[Stored data]

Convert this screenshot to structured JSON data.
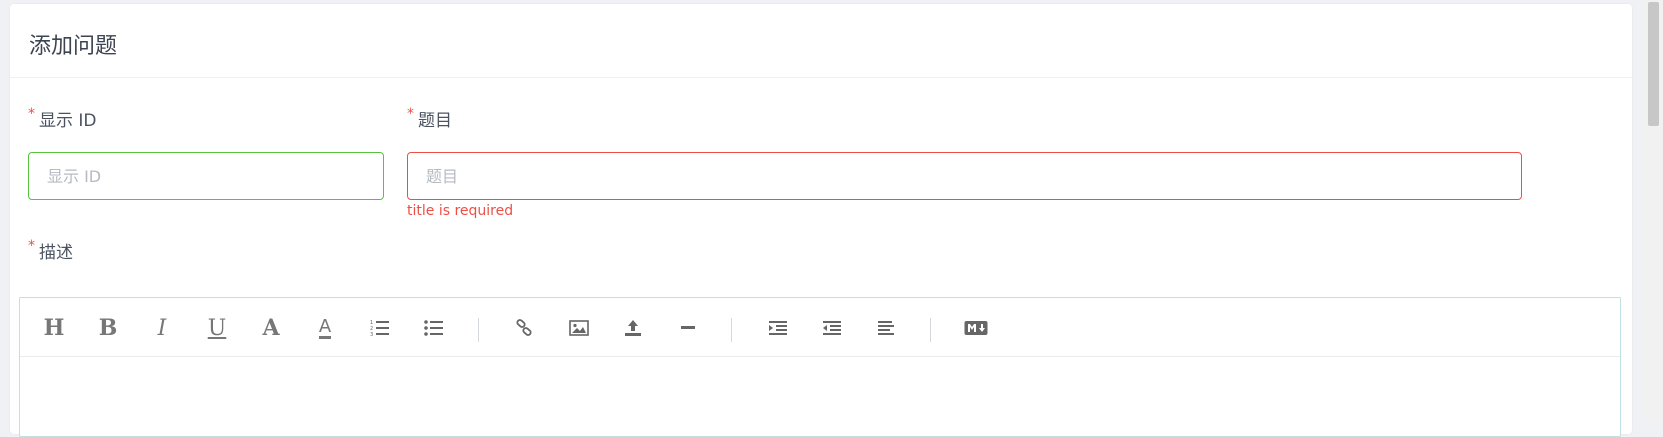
{
  "card": {
    "title": "添加问题"
  },
  "form": {
    "display_id": {
      "label": "显示 ID",
      "placeholder": "显示 ID",
      "required_mark": "*"
    },
    "title": {
      "label": "题目",
      "placeholder": "题目",
      "required_mark": "*",
      "error": "title is required"
    },
    "description": {
      "label": "描述",
      "required_mark": "*"
    }
  },
  "toolbar": {
    "heading_label": "H",
    "bold_label": "B",
    "italic_label": "I",
    "underline_label": "U",
    "font_label": "A",
    "font_color_label": "A",
    "icons": [
      "heading-icon",
      "bold-icon",
      "italic-icon",
      "underline-icon",
      "font-size-icon",
      "font-color-icon",
      "ordered-list-icon",
      "unordered-list-icon",
      "link-icon",
      "image-icon",
      "upload-icon",
      "horizontal-rule-icon",
      "indent-icon",
      "outdent-icon",
      "align-left-icon",
      "markdown-icon"
    ]
  },
  "colors": {
    "error": "#ed4f48",
    "success": "#56c23e",
    "editor_border": "#bfe1e0"
  }
}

- Exercise -
Set every line down exactly as written, leaving each picture out.

- Final answer -
Convert this screenshot to structured JSON data.
{
  "card": {
    "title": "添加问题"
  },
  "form": {
    "display_id": {
      "label": "显示 ID",
      "placeholder": "显示 ID",
      "required_mark": "*"
    },
    "title": {
      "label": "题目",
      "placeholder": "题目",
      "required_mark": "*",
      "error": "title is required"
    },
    "description": {
      "label": "描述",
      "required_mark": "*"
    }
  },
  "toolbar": {
    "heading_label": "H",
    "bold_label": "B",
    "italic_label": "I",
    "underline_label": "U",
    "font_label": "A",
    "font_color_label": "A",
    "icons": [
      "heading-icon",
      "bold-icon",
      "italic-icon",
      "underline-icon",
      "font-size-icon",
      "font-color-icon",
      "ordered-list-icon",
      "unordered-list-icon",
      "link-icon",
      "image-icon",
      "upload-icon",
      "horizontal-rule-icon",
      "indent-icon",
      "outdent-icon",
      "align-left-icon",
      "markdown-icon"
    ]
  },
  "colors": {
    "error": "#ed4f48",
    "success": "#56c23e",
    "editor_border": "#bfe1e0"
  }
}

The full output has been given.